---- LISTING
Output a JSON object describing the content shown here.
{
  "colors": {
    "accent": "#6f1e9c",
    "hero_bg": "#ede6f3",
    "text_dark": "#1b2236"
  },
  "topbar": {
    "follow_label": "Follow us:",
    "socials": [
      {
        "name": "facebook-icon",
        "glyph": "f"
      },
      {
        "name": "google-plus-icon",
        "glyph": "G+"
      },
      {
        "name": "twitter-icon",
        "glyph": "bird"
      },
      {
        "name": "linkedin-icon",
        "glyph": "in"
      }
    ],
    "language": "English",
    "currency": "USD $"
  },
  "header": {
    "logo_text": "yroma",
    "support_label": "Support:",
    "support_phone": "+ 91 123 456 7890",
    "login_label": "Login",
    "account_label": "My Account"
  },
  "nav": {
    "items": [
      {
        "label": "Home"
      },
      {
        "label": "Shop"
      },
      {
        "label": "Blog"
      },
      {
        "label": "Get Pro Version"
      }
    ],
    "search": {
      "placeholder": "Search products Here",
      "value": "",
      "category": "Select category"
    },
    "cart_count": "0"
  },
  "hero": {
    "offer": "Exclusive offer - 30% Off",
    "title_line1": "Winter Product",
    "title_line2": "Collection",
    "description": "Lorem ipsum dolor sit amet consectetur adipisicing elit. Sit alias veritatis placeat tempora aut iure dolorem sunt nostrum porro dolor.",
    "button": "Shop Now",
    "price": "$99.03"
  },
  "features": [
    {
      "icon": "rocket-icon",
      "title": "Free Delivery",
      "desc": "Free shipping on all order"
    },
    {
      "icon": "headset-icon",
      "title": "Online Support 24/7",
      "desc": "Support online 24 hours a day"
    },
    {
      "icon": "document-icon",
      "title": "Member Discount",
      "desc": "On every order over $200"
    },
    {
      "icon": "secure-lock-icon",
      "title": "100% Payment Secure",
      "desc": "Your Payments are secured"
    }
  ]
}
--------
PROBLEM: Reproduce the complete set of lines precisely as supplied.

FINAL RESULT:
Output a JSON object describing the content shown here.
{
  "colors": {
    "accent": "#6f1e9c",
    "hero_bg": "#ede6f3",
    "text_dark": "#1b2236"
  },
  "topbar": {
    "follow_label": "Follow us:",
    "socials": [
      {
        "name": "facebook-icon",
        "glyph": "f"
      },
      {
        "name": "google-plus-icon",
        "glyph": "G+"
      },
      {
        "name": "twitter-icon",
        "glyph": "bird"
      },
      {
        "name": "linkedin-icon",
        "glyph": "in"
      }
    ],
    "language": "English",
    "currency": "USD $"
  },
  "header": {
    "logo_text": "yroma",
    "support_label": "Support:",
    "support_phone": "+ 91 123 456 7890",
    "login_label": "Login",
    "account_label": "My Account"
  },
  "nav": {
    "items": [
      {
        "label": "Home"
      },
      {
        "label": "Shop"
      },
      {
        "label": "Blog"
      },
      {
        "label": "Get Pro Version"
      }
    ],
    "search": {
      "placeholder": "Search products Here",
      "value": "",
      "category": "Select category"
    },
    "cart_count": "0"
  },
  "hero": {
    "offer": "Exclusive offer - 30% Off",
    "title_line1": "Winter Product",
    "title_line2": "Collection",
    "description": "Lorem ipsum dolor sit amet consectetur adipisicing elit. Sit alias veritatis placeat tempora aut iure dolorem sunt nostrum porro dolor.",
    "button": "Shop Now",
    "price": "$99.03"
  },
  "features": [
    {
      "icon": "rocket-icon",
      "title": "Free Delivery",
      "desc": "Free shipping on all order"
    },
    {
      "icon": "headset-icon",
      "title": "Online Support 24/7",
      "desc": "Support online 24 hours a day"
    },
    {
      "icon": "document-icon",
      "title": "Member Discount",
      "desc": "On every order over $200"
    },
    {
      "icon": "secure-lock-icon",
      "title": "100% Payment Secure",
      "desc": "Your Payments are secured"
    }
  ]
}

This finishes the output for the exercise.